> What to work on:
Line count for the string "blot" in the records below: report that figure and nothing else.

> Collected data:
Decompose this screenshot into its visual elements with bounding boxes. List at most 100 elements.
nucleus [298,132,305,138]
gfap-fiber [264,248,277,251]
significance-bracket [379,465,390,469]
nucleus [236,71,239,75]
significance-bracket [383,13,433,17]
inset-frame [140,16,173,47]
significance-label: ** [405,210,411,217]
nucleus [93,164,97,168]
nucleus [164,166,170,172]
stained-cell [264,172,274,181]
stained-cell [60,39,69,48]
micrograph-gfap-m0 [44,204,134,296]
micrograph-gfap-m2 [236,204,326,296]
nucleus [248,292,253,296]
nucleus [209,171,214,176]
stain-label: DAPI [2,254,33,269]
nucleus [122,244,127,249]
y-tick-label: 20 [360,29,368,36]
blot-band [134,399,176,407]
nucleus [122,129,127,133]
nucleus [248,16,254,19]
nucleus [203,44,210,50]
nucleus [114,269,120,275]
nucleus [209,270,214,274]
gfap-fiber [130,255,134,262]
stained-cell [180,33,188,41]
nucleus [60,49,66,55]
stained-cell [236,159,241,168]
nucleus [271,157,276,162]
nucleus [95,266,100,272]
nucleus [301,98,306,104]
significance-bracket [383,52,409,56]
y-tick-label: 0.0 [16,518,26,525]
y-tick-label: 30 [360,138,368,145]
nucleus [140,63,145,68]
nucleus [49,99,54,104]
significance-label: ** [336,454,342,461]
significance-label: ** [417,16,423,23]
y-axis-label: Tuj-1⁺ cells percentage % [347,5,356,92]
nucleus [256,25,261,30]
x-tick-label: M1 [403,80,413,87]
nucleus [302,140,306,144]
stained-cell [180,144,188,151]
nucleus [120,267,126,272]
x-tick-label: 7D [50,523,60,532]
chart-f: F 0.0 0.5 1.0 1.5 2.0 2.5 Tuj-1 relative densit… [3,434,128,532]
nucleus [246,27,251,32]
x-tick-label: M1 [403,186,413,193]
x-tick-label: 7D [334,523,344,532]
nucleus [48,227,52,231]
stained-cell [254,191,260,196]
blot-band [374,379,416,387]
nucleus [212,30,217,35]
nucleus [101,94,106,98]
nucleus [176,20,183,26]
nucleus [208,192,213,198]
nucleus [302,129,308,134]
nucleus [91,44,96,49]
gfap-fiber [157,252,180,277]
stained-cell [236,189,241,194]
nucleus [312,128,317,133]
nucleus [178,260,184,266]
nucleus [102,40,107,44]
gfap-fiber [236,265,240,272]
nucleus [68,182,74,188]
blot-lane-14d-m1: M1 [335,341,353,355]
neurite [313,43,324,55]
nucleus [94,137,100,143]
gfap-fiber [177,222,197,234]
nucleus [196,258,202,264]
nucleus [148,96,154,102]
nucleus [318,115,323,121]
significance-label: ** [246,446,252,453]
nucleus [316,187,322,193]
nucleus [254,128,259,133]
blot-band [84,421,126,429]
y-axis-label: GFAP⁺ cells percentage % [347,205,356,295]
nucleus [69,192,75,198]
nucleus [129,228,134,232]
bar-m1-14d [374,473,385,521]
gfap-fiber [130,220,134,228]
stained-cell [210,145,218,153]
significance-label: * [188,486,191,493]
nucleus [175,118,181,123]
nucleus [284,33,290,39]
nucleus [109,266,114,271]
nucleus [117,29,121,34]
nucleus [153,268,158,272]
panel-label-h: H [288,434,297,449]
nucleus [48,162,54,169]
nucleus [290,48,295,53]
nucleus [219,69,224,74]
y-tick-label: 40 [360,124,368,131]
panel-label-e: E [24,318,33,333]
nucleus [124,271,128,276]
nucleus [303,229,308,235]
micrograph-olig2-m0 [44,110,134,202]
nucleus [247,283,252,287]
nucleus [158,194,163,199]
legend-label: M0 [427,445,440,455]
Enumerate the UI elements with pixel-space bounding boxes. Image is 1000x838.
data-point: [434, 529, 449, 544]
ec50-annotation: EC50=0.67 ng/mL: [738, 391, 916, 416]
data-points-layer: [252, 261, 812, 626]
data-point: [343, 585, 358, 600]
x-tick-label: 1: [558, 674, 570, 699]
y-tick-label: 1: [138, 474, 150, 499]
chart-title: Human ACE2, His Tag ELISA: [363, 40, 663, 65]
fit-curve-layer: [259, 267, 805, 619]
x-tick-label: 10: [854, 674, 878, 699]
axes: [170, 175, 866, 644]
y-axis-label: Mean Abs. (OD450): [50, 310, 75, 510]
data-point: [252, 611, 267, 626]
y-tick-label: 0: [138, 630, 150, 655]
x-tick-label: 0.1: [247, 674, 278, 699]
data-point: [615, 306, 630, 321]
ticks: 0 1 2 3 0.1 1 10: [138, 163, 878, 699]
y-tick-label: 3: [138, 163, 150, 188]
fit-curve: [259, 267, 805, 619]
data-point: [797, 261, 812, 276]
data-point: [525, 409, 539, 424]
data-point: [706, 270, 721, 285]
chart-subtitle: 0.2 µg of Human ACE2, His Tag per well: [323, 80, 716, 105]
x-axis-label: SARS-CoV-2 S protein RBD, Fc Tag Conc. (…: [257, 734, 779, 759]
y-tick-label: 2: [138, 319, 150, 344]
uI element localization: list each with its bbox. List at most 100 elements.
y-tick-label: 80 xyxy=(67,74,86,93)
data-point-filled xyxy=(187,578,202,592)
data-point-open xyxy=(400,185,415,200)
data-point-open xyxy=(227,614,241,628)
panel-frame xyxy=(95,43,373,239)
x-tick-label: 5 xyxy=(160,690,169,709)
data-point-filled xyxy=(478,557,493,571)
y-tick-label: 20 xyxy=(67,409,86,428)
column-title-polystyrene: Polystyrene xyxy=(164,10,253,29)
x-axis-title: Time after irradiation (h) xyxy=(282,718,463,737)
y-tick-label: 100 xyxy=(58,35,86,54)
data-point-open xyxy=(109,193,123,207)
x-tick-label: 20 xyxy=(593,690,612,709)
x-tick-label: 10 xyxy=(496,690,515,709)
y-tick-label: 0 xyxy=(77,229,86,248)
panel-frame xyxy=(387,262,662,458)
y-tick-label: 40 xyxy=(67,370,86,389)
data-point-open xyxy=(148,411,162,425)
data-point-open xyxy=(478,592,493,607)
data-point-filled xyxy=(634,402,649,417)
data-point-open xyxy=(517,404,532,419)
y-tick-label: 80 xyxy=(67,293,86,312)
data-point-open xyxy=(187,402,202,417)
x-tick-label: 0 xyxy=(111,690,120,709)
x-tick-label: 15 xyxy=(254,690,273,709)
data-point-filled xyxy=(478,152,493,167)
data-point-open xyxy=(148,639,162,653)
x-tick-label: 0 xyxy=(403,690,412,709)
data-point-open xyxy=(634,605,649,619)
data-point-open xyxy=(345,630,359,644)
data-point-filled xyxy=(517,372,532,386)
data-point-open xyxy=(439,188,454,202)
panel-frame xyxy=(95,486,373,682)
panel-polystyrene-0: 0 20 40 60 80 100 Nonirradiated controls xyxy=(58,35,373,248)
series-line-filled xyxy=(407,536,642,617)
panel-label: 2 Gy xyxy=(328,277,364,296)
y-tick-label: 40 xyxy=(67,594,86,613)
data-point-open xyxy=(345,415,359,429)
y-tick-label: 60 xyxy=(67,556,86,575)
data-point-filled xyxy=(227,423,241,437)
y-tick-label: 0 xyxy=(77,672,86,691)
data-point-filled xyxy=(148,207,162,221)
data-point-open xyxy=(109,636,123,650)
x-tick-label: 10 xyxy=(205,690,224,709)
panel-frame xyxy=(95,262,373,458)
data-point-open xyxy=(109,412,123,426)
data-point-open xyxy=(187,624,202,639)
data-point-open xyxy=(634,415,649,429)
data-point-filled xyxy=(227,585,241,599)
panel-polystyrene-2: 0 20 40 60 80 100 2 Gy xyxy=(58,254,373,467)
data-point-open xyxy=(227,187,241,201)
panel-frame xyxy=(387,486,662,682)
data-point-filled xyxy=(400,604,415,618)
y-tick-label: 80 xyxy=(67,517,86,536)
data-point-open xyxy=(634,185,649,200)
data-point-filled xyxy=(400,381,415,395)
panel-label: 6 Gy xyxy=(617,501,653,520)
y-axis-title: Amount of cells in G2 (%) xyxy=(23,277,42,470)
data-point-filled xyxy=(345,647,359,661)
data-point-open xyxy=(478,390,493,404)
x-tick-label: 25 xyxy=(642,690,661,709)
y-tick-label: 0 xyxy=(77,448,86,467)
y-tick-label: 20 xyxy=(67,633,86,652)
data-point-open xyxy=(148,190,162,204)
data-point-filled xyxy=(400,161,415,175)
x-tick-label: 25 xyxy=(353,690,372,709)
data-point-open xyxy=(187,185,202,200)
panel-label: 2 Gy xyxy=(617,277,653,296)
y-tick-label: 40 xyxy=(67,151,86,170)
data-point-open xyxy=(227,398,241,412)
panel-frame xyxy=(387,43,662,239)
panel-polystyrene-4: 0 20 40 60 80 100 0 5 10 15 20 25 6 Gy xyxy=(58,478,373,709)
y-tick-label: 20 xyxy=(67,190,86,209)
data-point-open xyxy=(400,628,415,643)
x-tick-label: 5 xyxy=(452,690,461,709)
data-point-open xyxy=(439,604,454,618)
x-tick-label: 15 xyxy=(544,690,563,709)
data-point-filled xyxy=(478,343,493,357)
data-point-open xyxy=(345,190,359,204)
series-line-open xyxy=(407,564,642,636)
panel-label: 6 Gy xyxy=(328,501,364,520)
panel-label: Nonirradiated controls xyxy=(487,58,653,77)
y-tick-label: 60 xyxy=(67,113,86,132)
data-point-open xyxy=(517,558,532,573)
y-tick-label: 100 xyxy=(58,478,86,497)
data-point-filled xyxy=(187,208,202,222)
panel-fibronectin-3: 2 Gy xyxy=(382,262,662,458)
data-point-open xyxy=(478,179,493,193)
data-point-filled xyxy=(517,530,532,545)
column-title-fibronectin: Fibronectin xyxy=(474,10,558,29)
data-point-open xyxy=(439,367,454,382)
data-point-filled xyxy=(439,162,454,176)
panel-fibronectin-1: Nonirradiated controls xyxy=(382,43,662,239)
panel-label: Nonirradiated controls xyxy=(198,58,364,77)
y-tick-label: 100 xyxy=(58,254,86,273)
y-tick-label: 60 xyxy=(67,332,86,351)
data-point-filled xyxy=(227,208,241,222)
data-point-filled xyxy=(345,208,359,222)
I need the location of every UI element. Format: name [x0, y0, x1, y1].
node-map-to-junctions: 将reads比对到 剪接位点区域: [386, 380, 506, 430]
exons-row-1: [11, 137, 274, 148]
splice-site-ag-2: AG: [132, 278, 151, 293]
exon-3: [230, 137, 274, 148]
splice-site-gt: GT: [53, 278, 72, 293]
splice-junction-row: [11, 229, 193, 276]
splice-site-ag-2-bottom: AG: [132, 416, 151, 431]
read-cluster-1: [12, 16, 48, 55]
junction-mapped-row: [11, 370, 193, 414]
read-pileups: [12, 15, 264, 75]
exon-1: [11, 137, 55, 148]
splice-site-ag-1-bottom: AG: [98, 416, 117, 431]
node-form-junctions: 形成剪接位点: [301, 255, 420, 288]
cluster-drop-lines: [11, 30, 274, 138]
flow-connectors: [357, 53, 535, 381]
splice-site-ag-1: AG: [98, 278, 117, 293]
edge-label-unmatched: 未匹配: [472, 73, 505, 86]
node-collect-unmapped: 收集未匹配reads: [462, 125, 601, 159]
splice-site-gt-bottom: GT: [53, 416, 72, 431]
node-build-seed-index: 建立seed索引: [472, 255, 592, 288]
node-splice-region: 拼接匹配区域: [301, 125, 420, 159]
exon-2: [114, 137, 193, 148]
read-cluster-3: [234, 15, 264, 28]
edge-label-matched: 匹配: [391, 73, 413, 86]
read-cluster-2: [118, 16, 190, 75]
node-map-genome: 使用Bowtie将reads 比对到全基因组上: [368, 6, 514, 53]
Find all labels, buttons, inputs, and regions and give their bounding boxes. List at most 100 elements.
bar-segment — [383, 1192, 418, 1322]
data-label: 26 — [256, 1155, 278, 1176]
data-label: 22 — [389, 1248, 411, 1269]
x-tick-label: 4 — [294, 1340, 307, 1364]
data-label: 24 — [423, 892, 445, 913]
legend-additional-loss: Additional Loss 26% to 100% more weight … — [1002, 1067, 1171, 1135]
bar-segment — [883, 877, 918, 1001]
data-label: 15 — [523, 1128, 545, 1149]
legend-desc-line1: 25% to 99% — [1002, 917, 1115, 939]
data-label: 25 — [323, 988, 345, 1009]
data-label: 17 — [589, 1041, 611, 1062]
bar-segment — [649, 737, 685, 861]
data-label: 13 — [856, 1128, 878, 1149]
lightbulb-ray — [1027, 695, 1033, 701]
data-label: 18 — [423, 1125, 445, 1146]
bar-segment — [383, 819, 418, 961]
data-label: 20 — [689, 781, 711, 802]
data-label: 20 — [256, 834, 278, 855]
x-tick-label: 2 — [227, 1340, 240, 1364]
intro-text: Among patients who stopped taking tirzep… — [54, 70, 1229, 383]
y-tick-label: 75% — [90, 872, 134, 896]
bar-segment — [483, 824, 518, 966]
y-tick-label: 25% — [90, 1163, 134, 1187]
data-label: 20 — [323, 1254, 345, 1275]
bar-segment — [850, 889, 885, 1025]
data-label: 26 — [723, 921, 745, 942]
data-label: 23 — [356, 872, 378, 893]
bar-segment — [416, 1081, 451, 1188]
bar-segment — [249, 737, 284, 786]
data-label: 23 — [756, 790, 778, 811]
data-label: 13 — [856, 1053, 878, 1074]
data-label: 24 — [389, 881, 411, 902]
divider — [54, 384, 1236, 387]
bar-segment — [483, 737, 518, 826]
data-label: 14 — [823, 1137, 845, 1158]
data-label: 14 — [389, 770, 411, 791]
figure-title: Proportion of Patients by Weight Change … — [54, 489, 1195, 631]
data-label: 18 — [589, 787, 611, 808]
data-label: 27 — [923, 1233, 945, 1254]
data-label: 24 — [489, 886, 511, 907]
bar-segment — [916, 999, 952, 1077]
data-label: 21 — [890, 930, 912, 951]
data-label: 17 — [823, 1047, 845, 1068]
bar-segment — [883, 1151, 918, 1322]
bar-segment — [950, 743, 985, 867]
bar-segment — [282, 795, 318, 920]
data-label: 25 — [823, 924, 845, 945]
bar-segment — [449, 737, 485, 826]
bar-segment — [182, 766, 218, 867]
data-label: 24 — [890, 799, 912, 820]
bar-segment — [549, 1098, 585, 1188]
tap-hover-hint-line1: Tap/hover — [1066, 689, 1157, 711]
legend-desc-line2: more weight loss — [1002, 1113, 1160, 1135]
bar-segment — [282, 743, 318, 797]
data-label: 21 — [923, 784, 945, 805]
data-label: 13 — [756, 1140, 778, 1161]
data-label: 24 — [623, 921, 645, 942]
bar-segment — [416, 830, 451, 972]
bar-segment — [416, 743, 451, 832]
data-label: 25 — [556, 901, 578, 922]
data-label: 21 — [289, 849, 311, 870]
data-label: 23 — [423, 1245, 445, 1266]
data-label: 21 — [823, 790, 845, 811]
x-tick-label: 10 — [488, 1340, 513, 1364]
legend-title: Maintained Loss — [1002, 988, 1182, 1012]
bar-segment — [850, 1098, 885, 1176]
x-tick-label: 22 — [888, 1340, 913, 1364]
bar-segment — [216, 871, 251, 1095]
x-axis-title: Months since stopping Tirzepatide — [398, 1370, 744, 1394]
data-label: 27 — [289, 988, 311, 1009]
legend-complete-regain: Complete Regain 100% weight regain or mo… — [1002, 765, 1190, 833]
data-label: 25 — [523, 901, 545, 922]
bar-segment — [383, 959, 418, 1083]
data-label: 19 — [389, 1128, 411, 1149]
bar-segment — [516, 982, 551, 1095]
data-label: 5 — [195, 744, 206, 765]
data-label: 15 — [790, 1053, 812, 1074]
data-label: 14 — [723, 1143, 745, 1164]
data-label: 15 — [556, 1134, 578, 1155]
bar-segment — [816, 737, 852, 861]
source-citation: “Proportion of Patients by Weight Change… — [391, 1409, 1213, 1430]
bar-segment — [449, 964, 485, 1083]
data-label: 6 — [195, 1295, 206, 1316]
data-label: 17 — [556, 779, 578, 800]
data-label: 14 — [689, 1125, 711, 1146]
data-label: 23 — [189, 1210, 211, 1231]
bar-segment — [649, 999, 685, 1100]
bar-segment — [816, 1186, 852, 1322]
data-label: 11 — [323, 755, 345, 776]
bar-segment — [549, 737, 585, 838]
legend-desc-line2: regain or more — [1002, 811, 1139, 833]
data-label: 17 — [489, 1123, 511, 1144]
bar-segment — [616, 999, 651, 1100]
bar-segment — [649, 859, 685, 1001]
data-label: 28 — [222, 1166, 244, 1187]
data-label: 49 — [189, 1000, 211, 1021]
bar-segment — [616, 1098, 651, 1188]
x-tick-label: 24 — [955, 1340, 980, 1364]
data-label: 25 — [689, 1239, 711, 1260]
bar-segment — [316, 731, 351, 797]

> Response for this exercise:
4